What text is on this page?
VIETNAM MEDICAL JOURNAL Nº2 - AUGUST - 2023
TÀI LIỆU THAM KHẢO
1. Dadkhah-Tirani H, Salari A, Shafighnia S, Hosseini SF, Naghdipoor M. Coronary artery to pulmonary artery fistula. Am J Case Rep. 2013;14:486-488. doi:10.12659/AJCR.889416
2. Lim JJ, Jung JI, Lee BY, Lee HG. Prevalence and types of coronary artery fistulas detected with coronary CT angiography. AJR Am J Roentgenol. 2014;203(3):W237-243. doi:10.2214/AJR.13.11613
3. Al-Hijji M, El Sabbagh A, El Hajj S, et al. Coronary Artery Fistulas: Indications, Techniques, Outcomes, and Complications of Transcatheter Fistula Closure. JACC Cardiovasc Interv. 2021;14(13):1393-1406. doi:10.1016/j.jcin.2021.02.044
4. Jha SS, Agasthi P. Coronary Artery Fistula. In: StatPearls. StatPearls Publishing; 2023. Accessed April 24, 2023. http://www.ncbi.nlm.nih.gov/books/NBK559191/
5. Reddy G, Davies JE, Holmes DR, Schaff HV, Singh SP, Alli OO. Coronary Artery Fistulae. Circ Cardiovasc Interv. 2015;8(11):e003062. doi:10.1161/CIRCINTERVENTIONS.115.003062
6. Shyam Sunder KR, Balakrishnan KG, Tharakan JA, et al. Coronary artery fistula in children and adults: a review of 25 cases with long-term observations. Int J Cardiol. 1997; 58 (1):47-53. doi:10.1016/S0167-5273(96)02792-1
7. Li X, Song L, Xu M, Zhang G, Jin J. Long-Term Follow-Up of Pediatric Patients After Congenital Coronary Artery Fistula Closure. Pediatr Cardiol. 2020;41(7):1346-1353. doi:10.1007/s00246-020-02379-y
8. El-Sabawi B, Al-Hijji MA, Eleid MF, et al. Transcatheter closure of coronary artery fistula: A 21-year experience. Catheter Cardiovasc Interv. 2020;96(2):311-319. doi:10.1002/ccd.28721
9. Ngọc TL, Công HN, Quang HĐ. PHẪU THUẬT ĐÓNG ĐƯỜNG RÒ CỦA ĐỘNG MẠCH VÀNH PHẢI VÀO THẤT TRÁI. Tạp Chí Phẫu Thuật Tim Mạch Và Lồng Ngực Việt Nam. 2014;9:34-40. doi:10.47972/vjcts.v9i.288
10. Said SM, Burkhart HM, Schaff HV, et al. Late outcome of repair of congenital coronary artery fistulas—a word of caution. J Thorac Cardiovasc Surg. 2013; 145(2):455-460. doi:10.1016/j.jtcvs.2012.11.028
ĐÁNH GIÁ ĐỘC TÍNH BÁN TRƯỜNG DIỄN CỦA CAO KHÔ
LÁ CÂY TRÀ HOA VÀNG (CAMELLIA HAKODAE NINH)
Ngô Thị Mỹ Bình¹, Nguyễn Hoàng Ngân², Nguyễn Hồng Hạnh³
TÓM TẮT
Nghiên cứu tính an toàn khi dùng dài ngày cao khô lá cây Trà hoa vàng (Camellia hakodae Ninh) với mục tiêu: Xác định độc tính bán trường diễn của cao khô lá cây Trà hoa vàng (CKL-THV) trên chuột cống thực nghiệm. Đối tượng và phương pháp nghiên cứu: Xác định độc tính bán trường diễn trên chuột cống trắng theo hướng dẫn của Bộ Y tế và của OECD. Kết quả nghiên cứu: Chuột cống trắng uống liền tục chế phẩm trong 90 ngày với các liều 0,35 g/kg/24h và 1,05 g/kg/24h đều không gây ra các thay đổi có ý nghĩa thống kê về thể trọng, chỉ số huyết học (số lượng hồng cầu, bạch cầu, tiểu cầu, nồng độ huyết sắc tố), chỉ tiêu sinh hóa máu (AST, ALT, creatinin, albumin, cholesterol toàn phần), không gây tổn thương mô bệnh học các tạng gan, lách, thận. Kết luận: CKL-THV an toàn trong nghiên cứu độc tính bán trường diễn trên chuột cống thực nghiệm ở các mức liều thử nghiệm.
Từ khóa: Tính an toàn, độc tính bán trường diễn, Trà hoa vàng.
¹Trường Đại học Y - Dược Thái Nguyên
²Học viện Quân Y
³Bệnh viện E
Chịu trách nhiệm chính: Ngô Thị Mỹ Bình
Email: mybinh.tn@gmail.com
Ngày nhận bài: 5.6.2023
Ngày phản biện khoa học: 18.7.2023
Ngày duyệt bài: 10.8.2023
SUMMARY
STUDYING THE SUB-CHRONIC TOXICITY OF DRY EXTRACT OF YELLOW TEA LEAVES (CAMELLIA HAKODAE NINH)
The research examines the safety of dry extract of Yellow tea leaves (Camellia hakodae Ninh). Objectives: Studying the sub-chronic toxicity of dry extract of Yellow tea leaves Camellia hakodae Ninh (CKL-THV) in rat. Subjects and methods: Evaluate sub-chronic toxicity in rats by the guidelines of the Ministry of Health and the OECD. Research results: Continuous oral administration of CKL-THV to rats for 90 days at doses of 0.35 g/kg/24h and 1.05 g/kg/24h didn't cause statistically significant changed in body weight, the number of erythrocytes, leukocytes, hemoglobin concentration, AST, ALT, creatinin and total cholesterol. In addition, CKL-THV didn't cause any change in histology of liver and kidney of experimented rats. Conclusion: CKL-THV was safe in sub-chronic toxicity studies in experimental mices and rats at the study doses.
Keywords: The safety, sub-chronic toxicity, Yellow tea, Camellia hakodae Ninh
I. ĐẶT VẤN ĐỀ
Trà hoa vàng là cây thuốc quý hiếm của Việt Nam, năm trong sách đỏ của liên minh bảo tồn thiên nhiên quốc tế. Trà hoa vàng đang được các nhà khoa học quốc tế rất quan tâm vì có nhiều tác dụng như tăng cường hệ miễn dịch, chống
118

**EXERCISE DIRECTIONS**:
For this exercise, transcribe all the records exactly.

**SOLUTION**:
What text is on this page?
VIETNAM MEDICAL JOURNAL Nº2 - AUGUST - 2023
TÀI LIỆU THAM KHẢO
1. Dadkhah-Tirani H, Salari A, Shafighnia S, Hosseini SF, Naghdipoor M. Coronary artery to pulmonary artery fistula. Am J Case Rep. 2013;14:486-488. doi:10.12659/AJCR.889416
2. Lim JJ, Jung JI, Lee BY, Lee HG. Prevalence and types of coronary artery fistulas detected with coronary CT angiography. AJR Am J Roentgenol. 2014;203(3):W237-243. doi:10.2214/AJR.13.11613
3. Al-Hijji M, El Sabbagh A, El Hajj S, et al. Coronary Artery Fistulas: Indications, Techniques, Outcomes, and Complications of Transcatheter Fistula Closure. JACC Cardiovasc Interv. 2021;14(13):1393-1406. doi:10.1016/j.jcin.2021.02.044
4. Jha SS, Agasthi P. Coronary Artery Fistula. In: StatPearls. StatPearls Publishing; 2023. Accessed April 24, 2023. http://www.ncbi.nlm.nih.gov/books/NBK559191/
5. Reddy G, Davies JE, Holmes DR, Schaff HV, Singh SP, Alli OO. Coronary Artery Fistulae. Circ Cardiovasc Interv. 2015;8(11):e003062. doi:10.1161/CIRCINTERVENTIONS.115.003062
6. Shyam Sunder KR, Balakrishnan KG, Tharakan JA, et al. Coronary artery fistula in children and adults: a review of 25 cases with long-term observations. Int J Cardiol. 1997; 58 (1):47-53. doi:10.1016/S0167-5273(96)02792-1
7. Li X, Song L, Xu M, Zhang G, Jin J. Long-Term Follow-Up of Pediatric Patients After Congenital Coronary Artery Fistula Closure. Pediatr Cardiol. 2020;41(7):1346-1353. doi:10.1007/s00246-020-02379-y
8. El-Sabawi B, Al-Hijji MA, Eleid MF, et al. Transcatheter closure of coronary artery fistula: A 21-year experience. Catheter Cardiovasc Interv. 2020;96(2):311-319. doi:10.1002/ccd.28721
9. Ngọc TL, Công HN, Quang HĐ. PHẪU THUẬT ĐÓNG ĐƯỜNG RÒ CỦA ĐỘNG MẠCH VÀNH PHẢI VÀO THẤT TRÁI. Tạp Chí Phẫu Thuật Tim Mạch Và Lồng Ngực Việt Nam. 2014;9:34-40. doi:10.47972/vjcts.v9i.288
10. Said SM, Burkhart HM, Schaff HV, et al. Late outcome of repair of congenital coronary artery fistulas—a word of caution. J Thorac Cardiovasc Surg. 2013; 145(2):455-460. doi:10.1016/j.jtcvs.2012.11.028
ĐÁNH GIÁ ĐỘC TÍNH BÁN TRƯỜNG DIỄN CỦA CAO KHÔ
LÁ CÂY TRÀ HOA VÀNG (CAMELLIA HAKODAE NINH)
Ngô Thị Mỹ Bình¹, Nguyễn Hoàng Ngân², Nguyễn Hồng Hạnh³
TÓM TẮT
Nghiên cứu tính an toàn khi dùng dài ngày cao khô lá cây Trà hoa vàng (Camellia hakodae Ninh) với mục tiêu: Xác định độc tính bán trường diễn của cao khô lá cây Trà hoa vàng (CKL-THV) trên chuột cống thực nghiệm. Đối tượng và phương pháp nghiên cứu: Xác định độc tính bán trường diễn trên chuột cống trắng theo hướng dẫn của Bộ Y tế và của OECD. Kết quả nghiên cứu: Chuột cống trắng uống liền tục chế phẩm trong 90 ngày với các liều 0,35 g/kg/24h và 1,05 g/kg/24h đều không gây ra các thay đổi có ý nghĩa thống kê về thể trọng, chỉ số huyết học (số lượng hồng cầu, bạch cầu, tiểu cầu, nồng độ huyết sắc tố), chỉ tiêu sinh hóa máu (AST, ALT, creatinin, albumin, cholesterol toàn phần), không gây tổn thương mô bệnh học các tạng gan, lách, thận. Kết luận: CKL-THV an toàn trong nghiên cứu độc tính bán trường diễn trên chuột cống thực nghiệm ở các mức liều thử nghiệm.
Từ khóa: Tính an toàn, độc tính bán trường diễn, Trà hoa vàng.
¹Trường Đại học Y - Dược Thái Nguyên
²Học viện Quân Y
³Bệnh viện E
Chịu trách nhiệm chính: Ngô Thị Mỹ Bình
Email: mybinh.tn@gmail.com
Ngày nhận bài: 5.6.2023
Ngày phản biện khoa học: 18.7.2023
Ngày duyệt bài: 10.8.2023
SUMMARY
STUDYING THE SUB-CHRONIC TOXICITY OF DRY EXTRACT OF YELLOW TEA LEAVES (CAMELLIA HAKODAE NINH)
The research examines the safety of dry extract of Yellow tea leaves (Camellia hakodae Ninh). Objectives: Studying the sub-chronic toxicity of dry extract of Yellow tea leaves Camellia hakodae Ninh (CKL-THV) in rat. Subjects and methods: Evaluate sub-chronic toxicity in rats by the guidelines of the Ministry of Health and the OECD. Research results: Continuous oral administration of CKL-THV to rats for 90 days at doses of 0.35 g/kg/24h and 1.05 g/kg/24h didn't cause statistically significant changed in body weight, the number of erythrocytes, leukocytes, hemoglobin concentration, AST, ALT, creatinin and total cholesterol. In addition, CKL-THV didn't cause any change in histology of liver and kidney of experimented rats. Conclusion: CKL-THV was safe in sub-chronic toxicity studies in experimental mices and rats at the study doses.
Keywords: The safety, sub-chronic toxicity, Yellow tea, Camellia hakodae Ninh
I. ĐẶT VẤN ĐỀ
Trà hoa vàng là cây thuốc quý hiếm của Việt Nam, năm trong sách đỏ của liên minh bảo tồn thiên nhiên quốc tế. Trà hoa vàng đang được các nhà khoa học quốc tế rất quan tâm vì có nhiều tác dụng như tăng cường hệ miễn dịch, chống
118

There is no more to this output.